### Input

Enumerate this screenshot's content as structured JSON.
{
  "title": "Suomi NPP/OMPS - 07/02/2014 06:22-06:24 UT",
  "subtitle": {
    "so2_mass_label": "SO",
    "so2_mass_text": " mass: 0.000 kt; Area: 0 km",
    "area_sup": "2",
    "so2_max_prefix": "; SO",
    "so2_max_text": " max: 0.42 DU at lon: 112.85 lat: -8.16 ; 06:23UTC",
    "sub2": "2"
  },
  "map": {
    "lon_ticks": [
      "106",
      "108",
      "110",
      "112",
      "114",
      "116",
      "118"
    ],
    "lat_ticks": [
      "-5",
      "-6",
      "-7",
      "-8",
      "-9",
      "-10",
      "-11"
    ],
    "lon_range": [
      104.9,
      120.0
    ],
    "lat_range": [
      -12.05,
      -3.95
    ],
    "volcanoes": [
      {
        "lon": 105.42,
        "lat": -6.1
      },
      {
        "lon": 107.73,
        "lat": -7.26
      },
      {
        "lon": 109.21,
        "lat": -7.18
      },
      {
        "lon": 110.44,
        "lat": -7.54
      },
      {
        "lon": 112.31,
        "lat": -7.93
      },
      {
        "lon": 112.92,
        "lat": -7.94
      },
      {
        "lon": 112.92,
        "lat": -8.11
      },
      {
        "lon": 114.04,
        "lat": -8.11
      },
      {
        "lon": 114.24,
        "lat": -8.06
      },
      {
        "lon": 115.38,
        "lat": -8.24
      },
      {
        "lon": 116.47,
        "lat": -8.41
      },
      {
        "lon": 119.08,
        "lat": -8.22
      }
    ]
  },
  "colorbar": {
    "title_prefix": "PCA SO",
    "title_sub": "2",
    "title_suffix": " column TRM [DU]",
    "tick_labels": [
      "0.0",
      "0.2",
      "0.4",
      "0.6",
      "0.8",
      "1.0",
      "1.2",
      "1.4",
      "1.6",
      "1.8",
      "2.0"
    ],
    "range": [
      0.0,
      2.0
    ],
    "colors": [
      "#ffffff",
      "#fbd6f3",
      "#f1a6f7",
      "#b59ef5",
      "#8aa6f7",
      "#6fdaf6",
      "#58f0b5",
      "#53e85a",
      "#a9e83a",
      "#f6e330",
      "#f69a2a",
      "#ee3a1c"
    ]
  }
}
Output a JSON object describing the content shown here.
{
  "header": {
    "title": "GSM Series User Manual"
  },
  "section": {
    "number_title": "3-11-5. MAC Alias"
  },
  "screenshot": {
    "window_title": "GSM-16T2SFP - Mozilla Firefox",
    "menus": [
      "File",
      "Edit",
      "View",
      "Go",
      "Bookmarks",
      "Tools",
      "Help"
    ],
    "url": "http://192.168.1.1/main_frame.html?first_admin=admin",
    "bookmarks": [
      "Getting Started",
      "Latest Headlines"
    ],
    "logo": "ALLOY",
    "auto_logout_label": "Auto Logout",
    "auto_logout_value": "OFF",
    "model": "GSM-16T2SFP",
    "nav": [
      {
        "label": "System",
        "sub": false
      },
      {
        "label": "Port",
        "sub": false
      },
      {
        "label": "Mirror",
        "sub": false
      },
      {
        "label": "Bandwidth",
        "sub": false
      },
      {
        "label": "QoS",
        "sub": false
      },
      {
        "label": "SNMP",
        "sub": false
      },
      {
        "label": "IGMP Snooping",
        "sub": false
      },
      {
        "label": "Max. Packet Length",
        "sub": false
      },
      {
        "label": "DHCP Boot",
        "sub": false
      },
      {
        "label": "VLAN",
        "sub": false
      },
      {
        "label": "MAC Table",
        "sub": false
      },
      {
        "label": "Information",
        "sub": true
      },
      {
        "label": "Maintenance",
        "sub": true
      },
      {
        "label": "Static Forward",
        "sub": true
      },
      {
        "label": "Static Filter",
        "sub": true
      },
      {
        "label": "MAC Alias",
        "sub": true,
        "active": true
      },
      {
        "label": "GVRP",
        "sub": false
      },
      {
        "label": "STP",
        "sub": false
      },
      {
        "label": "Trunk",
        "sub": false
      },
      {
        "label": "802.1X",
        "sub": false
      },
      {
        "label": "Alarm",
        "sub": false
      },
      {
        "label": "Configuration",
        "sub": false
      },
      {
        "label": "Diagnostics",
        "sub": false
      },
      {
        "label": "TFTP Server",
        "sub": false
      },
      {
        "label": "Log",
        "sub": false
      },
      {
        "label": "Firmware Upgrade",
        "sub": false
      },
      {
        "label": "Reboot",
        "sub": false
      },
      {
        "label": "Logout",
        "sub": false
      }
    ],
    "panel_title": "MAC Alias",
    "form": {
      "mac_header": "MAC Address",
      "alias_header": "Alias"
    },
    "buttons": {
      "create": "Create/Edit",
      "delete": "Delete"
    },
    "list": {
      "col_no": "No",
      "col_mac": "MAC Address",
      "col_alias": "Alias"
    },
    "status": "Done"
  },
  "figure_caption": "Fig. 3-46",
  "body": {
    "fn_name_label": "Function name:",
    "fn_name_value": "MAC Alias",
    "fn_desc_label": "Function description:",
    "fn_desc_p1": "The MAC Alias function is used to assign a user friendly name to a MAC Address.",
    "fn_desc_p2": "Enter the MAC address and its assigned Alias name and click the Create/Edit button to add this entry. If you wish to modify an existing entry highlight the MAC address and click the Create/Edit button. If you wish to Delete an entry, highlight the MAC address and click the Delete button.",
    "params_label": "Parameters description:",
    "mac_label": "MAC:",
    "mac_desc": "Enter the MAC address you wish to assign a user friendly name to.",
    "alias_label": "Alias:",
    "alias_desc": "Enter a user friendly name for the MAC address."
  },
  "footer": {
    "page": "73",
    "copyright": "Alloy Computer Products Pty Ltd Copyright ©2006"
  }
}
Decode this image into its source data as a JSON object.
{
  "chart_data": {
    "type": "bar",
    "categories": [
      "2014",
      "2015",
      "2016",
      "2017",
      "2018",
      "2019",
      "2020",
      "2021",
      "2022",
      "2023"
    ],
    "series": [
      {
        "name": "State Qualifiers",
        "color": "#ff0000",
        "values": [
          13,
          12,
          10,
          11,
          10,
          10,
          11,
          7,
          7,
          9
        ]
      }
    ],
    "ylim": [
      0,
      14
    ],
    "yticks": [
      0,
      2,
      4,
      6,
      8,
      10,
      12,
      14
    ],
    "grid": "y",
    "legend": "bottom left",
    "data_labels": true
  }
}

### What is asked
Output the listing above word for word.

### Reply to the exercise
Enumerate this screenshot's content as structured JSON.
{
  "title": "Suomi NPP/OMPS - 07/02/2014 06:22-06:24 UT",
  "subtitle": {
    "so2_mass_label": "SO",
    "so2_mass_text": " mass: 0.000 kt; Area: 0 km",
    "area_sup": "2",
    "so2_max_prefix": "; SO",
    "so2_max_text": " max: 0.42 DU at lon: 112.85 lat: -8.16 ; 06:23UTC",
    "sub2": "2"
  },
  "map": {
    "lon_ticks": [
      "106",
      "108",
      "110",
      "112",
      "114",
      "116",
      "118"
    ],
    "lat_ticks": [
      "-5",
      "-6",
      "-7",
      "-8",
      "-9",
      "-10",
      "-11"
    ],
    "lon_range": [
      104.9,
      120.0
    ],
    "lat_range": [
      -12.05,
      -3.95
    ],
    "volcanoes": [
      {
        "lon": 105.42,
        "lat": -6.1
      },
      {
        "lon": 107.73,
        "lat": -7.26
      },
      {
        "lon": 109.21,
        "lat": -7.18
      },
      {
        "lon": 110.44,
        "lat": -7.54
      },
      {
        "lon": 112.31,
        "lat": -7.93
      },
      {
        "lon": 112.92,
        "lat": -7.94
      },
      {
        "lon": 112.92,
        "lat": -8.11
      },
      {
        "lon": 114.04,
        "lat": -8.11
      },
      {
        "lon": 114.24,
        "lat": -8.06
      },
      {
        "lon": 115.38,
        "lat": -8.24
      },
      {
        "lon": 116.47,
        "lat": -8.41
      },
      {
        "lon": 119.08,
        "lat": -8.22
      }
    ]
  },
  "colorbar": {
    "title_prefix": "PCA SO",
    "title_sub": "2",
    "title_suffix": " column TRM [DU]",
    "tick_labels": [
      "0.0",
      "0.2",
      "0.4",
      "0.6",
      "0.8",
      "1.0",
      "1.2",
      "1.4",
      "1.6",
      "1.8",
      "2.0"
    ],
    "range": [
      0.0,
      2.0
    ],
    "colors": [
      "#ffffff",
      "#fbd6f3",
      "#f1a6f7",
      "#b59ef5",
      "#8aa6f7",
      "#6fdaf6",
      "#58f0b5",
      "#53e85a",
      "#a9e83a",
      "#f6e330",
      "#f69a2a",
      "#ee3a1c"
    ]
  }
}
Output a JSON object describing the content shown here.
{
  "header": {
    "title": "GSM Series User Manual"
  },
  "section": {
    "number_title": "3-11-5. MAC Alias"
  },
  "screenshot": {
    "window_title": "GSM-16T2SFP - Mozilla Firefox",
    "menus": [
      "File",
      "Edit",
      "View",
      "Go",
      "Bookmarks",
      "Tools",
      "Help"
    ],
    "url": "http://192.168.1.1/main_frame.html?first_admin=admin",
    "bookmarks": [
      "Getting Started",
      "Latest Headlines"
    ],
    "logo": "ALLOY",
    "auto_logout_label": "Auto Logout",
    "auto_logout_value": "OFF",
    "model": "GSM-16T2SFP",
    "nav": [
      {
        "label": "System",
        "sub": false
      },
      {
        "label": "Port",
        "sub": false
      },
      {
        "label": "Mirror",
        "sub": false
      },
      {
        "label": "Bandwidth",
        "sub": false
      },
      {
        "label": "QoS",
        "sub": false
      },
      {
        "label": "SNMP",
        "sub": false
      },
      {
        "label": "IGMP Snooping",
        "sub": false
      },
      {
        "label": "Max. Packet Length",
        "sub": false
      },
      {
        "label": "DHCP Boot",
        "sub": false
      },
      {
        "label": "VLAN",
        "sub": false
      },
      {
        "label": "MAC Table",
        "sub": false
      },
      {
        "label": "Information",
        "sub": true
      },
      {
        "label": "Maintenance",
        "sub": true
      },
      {
        "label": "Static Forward",
        "sub": true
      },
      {
        "label": "Static Filter",
        "sub": true
      },
      {
        "label": "MAC Alias",
        "sub": true,
        "active": true
      },
      {
        "label": "GVRP",
        "sub": false
      },
      {
        "label": "STP",
        "sub": false
      },
      {
        "label": "Trunk",
        "sub": false
      },
      {
        "label": "802.1X",
        "sub": false
      },
      {
        "label": "Alarm",
        "sub": false
      },
      {
        "label": "Configuration",
        "sub": false
      },
      {
        "label": "Diagnostics",
        "sub": false
      },
      {
        "label": "TFTP Server",
        "sub": false
      },
      {
        "label": "Log",
        "sub": false
      },
      {
        "label": "Firmware Upgrade",
        "sub": false
      },
      {
        "label": "Reboot",
        "sub": false
      },
      {
        "label": "Logout",
        "sub": false
      }
    ],
    "panel_title": "MAC Alias",
    "form": {
      "mac_header": "MAC Address",
      "alias_header": "Alias"
    },
    "buttons": {
      "create": "Create/Edit",
      "delete": "Delete"
    },
    "list": {
      "col_no": "No",
      "col_mac": "MAC Address",
      "col_alias": "Alias"
    },
    "status": "Done"
  },
  "figure_caption": "Fig. 3-46",
  "body": {
    "fn_name_label": "Function name:",
    "fn_name_value": "MAC Alias",
    "fn_desc_label": "Function description:",
    "fn_desc_p1": "The MAC Alias function is used to assign a user friendly name to a MAC Address.",
    "fn_desc_p2": "Enter the MAC address and its assigned Alias name and click the Create/Edit button to add this entry. If you wish to modify an existing entry highlight the MAC address and click the Create/Edit button. If you wish to Delete an entry, highlight the MAC address and click the Delete button.",
    "params_label": "Parameters description:",
    "mac_label": "MAC:",
    "mac_desc": "Enter the MAC address you wish to assign a user friendly name to.",
    "alias_label": "Alias:",
    "alias_desc": "Enter a user friendly name for the MAC address."
  },
  "footer": {
    "page": "73",
    "copyright": "Alloy Computer Products Pty Ltd Copyright ©2006"
  }
}
Decode this image into its source data as a JSON object.
{
  "chart_data": {
    "type": "bar",
    "categories": [
      "2014",
      "2015",
      "2016",
      "2017",
      "2018",
      "2019",
      "2020",
      "2021",
      "2022",
      "2023"
    ],
    "series": [
      {
        "name": "State Qualifiers",
        "color": "#ff0000",
        "values": [
          13,
          12,
          10,
          11,
          10,
          10,
          11,
          7,
          7,
          9
        ]
      }
    ],
    "ylim": [
      0,
      14
    ],
    "yticks": [
      0,
      2,
      4,
      6,
      8,
      10,
      12,
      14
    ],
    "grid": "y",
    "legend": "bottom left",
    "data_labels": true
  }
}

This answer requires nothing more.